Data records

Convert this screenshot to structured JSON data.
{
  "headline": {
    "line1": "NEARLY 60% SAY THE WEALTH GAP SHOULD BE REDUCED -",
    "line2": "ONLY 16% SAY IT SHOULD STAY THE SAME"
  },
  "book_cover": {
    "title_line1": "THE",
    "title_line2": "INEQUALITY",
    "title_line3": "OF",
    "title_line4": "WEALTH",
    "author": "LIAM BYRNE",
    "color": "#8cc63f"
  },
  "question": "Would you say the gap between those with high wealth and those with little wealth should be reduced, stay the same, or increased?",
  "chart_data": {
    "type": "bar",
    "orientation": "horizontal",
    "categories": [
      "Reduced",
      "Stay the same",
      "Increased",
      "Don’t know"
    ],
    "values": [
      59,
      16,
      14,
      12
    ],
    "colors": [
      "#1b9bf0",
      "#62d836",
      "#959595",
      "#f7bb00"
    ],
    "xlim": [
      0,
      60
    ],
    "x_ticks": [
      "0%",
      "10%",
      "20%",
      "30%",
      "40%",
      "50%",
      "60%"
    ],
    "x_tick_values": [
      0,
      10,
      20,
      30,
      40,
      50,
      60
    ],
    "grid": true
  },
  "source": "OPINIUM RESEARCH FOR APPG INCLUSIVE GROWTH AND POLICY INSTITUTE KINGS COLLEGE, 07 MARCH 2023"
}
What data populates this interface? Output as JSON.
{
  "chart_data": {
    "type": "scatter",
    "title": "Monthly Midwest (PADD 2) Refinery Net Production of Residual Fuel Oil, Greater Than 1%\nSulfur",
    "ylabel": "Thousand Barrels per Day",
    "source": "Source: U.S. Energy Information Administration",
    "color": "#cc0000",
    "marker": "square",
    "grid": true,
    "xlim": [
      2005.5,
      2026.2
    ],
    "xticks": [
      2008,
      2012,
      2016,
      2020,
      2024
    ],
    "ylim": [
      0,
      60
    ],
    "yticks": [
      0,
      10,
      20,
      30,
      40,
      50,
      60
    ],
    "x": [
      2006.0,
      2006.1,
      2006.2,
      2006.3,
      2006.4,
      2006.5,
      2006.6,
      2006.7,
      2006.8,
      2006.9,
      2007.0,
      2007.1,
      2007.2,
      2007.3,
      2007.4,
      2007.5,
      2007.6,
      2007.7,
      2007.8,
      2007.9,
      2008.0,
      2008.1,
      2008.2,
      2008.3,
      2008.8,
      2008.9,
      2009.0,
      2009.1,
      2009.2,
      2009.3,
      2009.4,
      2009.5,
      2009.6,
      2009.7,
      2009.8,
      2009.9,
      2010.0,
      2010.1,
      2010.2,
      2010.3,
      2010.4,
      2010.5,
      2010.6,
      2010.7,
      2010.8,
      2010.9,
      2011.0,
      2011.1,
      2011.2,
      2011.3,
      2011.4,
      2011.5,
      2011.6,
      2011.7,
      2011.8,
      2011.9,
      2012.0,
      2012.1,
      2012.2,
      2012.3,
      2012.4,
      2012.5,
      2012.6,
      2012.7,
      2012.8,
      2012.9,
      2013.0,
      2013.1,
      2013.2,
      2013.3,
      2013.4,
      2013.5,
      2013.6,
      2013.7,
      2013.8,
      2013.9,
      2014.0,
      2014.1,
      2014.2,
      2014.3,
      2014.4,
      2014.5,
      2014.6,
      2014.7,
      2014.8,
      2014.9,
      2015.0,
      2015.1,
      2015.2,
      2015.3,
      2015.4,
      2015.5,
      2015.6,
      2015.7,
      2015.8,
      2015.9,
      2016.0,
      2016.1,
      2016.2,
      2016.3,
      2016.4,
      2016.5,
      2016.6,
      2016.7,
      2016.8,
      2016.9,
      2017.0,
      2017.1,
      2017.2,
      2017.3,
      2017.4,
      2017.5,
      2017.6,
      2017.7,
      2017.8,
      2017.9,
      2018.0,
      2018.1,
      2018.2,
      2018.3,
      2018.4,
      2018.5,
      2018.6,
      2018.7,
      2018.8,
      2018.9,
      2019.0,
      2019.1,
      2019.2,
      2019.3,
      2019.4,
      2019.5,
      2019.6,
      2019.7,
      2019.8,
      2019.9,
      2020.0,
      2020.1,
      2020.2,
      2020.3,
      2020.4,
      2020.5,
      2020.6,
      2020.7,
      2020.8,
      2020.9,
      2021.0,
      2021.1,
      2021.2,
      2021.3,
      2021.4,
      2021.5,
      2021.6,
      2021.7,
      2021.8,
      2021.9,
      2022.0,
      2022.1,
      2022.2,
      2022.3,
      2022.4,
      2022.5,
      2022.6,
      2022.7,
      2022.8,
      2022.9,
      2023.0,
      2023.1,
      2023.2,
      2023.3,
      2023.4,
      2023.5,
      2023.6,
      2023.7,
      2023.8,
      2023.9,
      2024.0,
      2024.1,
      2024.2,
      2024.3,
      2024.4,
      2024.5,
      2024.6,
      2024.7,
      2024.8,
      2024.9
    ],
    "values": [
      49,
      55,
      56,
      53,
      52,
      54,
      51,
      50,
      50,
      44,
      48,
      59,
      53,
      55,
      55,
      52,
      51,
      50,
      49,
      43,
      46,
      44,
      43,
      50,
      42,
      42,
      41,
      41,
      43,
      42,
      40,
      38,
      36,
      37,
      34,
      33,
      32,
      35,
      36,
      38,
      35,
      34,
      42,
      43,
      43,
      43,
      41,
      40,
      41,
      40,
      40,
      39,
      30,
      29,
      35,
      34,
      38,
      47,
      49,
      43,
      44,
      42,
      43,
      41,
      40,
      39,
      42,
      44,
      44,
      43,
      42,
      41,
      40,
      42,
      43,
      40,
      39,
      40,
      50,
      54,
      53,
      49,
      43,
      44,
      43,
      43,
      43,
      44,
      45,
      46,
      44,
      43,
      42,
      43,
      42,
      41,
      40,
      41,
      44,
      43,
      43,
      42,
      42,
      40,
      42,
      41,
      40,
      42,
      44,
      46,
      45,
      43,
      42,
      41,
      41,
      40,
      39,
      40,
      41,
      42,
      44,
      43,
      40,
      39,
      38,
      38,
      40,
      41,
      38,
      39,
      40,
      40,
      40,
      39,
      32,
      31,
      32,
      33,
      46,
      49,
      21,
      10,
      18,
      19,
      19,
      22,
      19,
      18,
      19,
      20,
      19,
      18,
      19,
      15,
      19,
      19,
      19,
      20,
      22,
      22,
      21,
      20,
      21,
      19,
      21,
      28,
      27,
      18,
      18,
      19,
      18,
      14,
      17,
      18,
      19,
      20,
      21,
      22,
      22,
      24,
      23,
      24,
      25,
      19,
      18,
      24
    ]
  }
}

= WHAT THIS TASK INVOLVES =
List every line above that holds the word "JSON".

= RESULT OF THE EXERCISE =
Convert this screenshot to structured JSON data.
What data populates this interface? Output as JSON.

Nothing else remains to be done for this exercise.